- STATED EXERCISE -
Comb the records below for the string "QTabWidget" and copy each line where it turns up.

Stored entries:
Start

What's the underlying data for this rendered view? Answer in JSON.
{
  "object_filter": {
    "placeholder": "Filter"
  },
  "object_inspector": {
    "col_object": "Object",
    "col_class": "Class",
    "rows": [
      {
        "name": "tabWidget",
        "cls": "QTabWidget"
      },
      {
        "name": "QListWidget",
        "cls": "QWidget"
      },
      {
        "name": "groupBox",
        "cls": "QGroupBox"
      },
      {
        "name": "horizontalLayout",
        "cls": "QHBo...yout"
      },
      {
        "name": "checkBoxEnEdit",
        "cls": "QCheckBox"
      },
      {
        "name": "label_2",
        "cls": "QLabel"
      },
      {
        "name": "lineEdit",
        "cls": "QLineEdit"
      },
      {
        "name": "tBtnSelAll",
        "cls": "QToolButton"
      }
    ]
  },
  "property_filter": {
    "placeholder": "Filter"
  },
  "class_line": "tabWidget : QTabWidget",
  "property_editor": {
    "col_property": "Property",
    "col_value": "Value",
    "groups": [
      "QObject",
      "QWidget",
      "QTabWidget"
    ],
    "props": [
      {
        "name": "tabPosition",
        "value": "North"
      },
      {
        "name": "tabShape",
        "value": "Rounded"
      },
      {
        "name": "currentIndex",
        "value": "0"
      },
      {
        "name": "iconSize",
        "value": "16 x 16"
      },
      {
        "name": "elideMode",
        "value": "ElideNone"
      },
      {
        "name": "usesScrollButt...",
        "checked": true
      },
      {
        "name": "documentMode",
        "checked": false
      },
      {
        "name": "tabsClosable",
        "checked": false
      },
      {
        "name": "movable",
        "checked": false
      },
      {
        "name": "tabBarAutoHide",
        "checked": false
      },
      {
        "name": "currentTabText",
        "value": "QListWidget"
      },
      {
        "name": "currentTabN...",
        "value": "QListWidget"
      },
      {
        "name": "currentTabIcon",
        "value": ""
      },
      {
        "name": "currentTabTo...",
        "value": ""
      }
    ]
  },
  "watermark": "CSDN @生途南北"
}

End
Start

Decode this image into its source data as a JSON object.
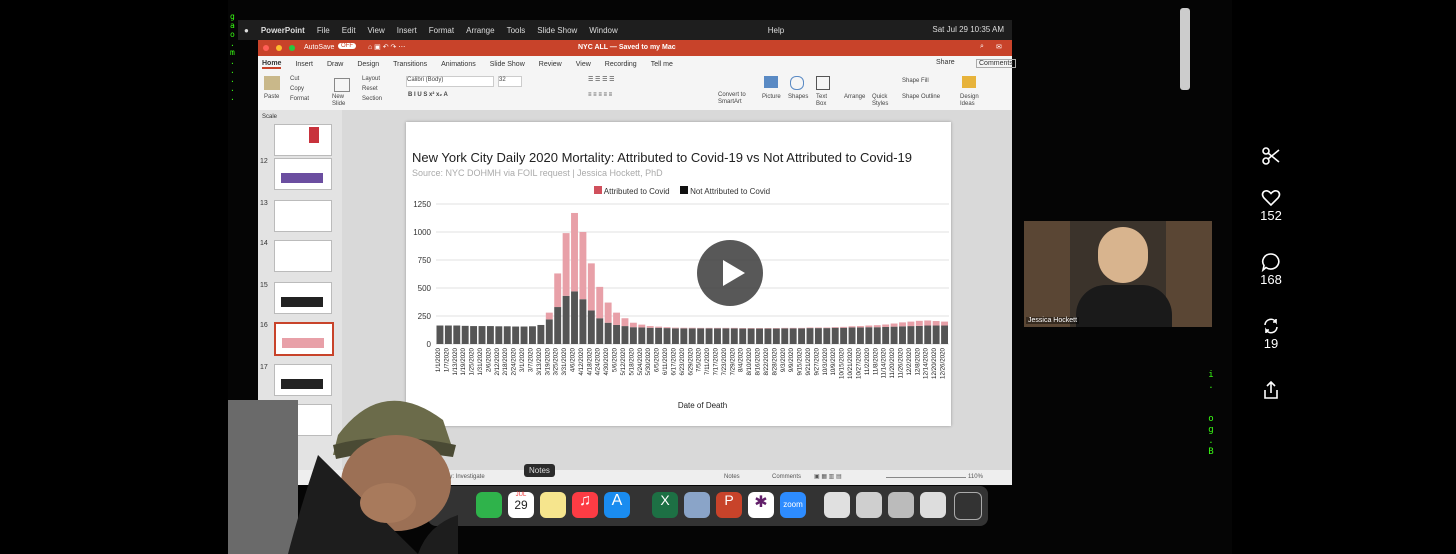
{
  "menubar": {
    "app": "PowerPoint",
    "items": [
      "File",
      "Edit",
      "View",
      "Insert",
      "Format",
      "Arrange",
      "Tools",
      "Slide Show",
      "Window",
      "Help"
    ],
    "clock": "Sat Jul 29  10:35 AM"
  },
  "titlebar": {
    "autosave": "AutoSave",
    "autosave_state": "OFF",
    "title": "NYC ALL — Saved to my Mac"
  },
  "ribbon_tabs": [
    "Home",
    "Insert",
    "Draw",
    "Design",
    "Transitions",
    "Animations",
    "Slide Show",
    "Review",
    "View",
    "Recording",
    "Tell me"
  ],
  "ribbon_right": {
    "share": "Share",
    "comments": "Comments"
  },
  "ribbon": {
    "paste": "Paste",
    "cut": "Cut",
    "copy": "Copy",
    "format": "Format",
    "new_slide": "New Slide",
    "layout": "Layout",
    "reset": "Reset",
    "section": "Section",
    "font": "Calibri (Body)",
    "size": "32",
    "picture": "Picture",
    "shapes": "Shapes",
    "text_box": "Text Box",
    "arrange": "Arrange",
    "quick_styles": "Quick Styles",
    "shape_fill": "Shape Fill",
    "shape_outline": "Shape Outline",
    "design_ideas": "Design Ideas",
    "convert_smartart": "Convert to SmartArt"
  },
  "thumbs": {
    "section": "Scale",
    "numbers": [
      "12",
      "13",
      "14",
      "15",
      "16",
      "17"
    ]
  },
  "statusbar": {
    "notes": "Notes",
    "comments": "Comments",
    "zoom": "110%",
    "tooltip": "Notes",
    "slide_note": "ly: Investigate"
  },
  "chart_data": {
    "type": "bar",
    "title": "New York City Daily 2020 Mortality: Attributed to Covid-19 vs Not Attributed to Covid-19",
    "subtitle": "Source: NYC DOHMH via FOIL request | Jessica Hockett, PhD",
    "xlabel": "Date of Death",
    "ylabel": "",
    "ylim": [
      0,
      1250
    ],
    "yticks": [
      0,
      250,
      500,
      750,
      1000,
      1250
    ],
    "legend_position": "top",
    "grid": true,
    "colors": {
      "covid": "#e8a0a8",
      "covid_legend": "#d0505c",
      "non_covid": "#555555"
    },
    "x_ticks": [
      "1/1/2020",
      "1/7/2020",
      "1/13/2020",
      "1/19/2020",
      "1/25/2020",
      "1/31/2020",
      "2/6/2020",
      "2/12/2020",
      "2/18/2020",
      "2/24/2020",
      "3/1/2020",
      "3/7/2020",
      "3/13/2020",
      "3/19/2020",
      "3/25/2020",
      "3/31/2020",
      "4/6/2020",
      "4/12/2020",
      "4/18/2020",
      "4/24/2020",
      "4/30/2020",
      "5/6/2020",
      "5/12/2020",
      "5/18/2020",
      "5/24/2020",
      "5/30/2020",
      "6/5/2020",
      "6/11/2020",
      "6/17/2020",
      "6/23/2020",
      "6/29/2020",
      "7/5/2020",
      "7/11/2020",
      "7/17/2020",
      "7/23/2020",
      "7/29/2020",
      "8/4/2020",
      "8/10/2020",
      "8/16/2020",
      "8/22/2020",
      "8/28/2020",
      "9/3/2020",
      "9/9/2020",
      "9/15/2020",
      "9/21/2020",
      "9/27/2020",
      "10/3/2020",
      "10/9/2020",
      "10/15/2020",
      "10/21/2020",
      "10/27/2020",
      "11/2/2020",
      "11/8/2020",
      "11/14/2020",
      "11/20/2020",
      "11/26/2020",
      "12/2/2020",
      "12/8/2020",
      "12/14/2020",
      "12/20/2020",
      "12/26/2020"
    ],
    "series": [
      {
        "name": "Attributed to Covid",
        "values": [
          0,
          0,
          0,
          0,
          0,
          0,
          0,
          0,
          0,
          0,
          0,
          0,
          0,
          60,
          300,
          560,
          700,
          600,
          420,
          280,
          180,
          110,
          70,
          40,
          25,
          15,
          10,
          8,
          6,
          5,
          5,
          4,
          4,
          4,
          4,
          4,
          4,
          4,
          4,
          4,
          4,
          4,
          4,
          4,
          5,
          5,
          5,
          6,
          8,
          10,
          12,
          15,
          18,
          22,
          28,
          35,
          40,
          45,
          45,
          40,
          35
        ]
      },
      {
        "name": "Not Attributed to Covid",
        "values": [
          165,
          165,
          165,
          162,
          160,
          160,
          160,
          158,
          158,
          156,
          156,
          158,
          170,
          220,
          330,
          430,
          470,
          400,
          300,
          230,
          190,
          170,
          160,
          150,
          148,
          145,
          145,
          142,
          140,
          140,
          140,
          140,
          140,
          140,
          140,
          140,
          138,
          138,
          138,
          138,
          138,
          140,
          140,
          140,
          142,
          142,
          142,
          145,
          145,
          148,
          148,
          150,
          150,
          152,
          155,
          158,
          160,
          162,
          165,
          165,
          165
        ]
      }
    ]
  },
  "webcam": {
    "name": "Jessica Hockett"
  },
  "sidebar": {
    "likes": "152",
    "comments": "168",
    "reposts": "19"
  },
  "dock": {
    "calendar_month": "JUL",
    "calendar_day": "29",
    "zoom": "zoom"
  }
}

End

- SOLVED EXERCISE -
        "cls": "QTabWidget"
  "class_line": "tabWidget : QTabWidget",
      "QTabWidget"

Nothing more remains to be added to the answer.